__DIRECTIVE__. The entries below are to be written out again without alteration.

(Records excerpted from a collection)
┄┄┄┄┄┄┄┄┄┄┄┄┄┄┄┄┄┄┄┄

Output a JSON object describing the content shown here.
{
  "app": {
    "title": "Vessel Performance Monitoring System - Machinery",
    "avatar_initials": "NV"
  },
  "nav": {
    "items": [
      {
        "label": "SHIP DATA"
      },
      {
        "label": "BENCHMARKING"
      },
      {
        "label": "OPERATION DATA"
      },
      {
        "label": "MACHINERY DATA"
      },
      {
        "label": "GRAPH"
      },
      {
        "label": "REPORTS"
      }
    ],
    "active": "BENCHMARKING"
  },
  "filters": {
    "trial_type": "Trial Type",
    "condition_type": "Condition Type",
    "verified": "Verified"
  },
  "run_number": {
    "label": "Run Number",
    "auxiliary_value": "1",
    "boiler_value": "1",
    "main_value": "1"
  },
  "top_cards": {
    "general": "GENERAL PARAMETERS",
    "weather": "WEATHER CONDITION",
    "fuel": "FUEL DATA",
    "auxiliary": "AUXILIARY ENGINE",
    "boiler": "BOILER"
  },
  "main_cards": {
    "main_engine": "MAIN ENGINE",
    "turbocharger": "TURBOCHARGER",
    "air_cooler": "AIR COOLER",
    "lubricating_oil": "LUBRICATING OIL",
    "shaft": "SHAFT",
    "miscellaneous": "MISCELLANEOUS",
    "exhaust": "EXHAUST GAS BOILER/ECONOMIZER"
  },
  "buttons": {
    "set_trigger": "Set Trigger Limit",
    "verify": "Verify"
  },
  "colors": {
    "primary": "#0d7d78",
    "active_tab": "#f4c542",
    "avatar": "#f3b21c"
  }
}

┄┄┄┄┄┄┄┄┄┄┄┄┄┄┄┄┄┄┄┄

__COMPLETE RESPONSE__.
Output a JSON object describing the content shown here.
{
  "app": {
    "title": "Vessel Performance Monitoring System - Machinery",
    "avatar_initials": "NV"
  },
  "nav": {
    "items": [
      {
        "label": "SHIP DATA"
      },
      {
        "label": "BENCHMARKING"
      },
      {
        "label": "OPERATION DATA"
      },
      {
        "label": "MACHINERY DATA"
      },
      {
        "label": "GRAPH"
      },
      {
        "label": "REPORTS"
      }
    ],
    "active": "BENCHMARKING"
  },
  "filters": {
    "trial_type": "Trial Type",
    "condition_type": "Condition Type",
    "verified": "Verified"
  },
  "run_number": {
    "label": "Run Number",
    "auxiliary_value": "1",
    "boiler_value": "1",
    "main_value": "1"
  },
  "top_cards": {
    "general": "GENERAL PARAMETERS",
    "weather": "WEATHER CONDITION",
    "fuel": "FUEL DATA",
    "auxiliary": "AUXILIARY ENGINE",
    "boiler": "BOILER"
  },
  "main_cards": {
    "main_engine": "MAIN ENGINE",
    "turbocharger": "TURBOCHARGER",
    "air_cooler": "AIR COOLER",
    "lubricating_oil": "LUBRICATING OIL",
    "shaft": "SHAFT",
    "miscellaneous": "MISCELLANEOUS",
    "exhaust": "EXHAUST GAS BOILER/ECONOMIZER"
  },
  "buttons": {
    "set_trigger": "Set Trigger Limit",
    "verify": "Verify"
  },
  "colors": {
    "primary": "#0d7d78",
    "active_tab": "#f4c542",
    "avatar": "#f3b21c"
  }
}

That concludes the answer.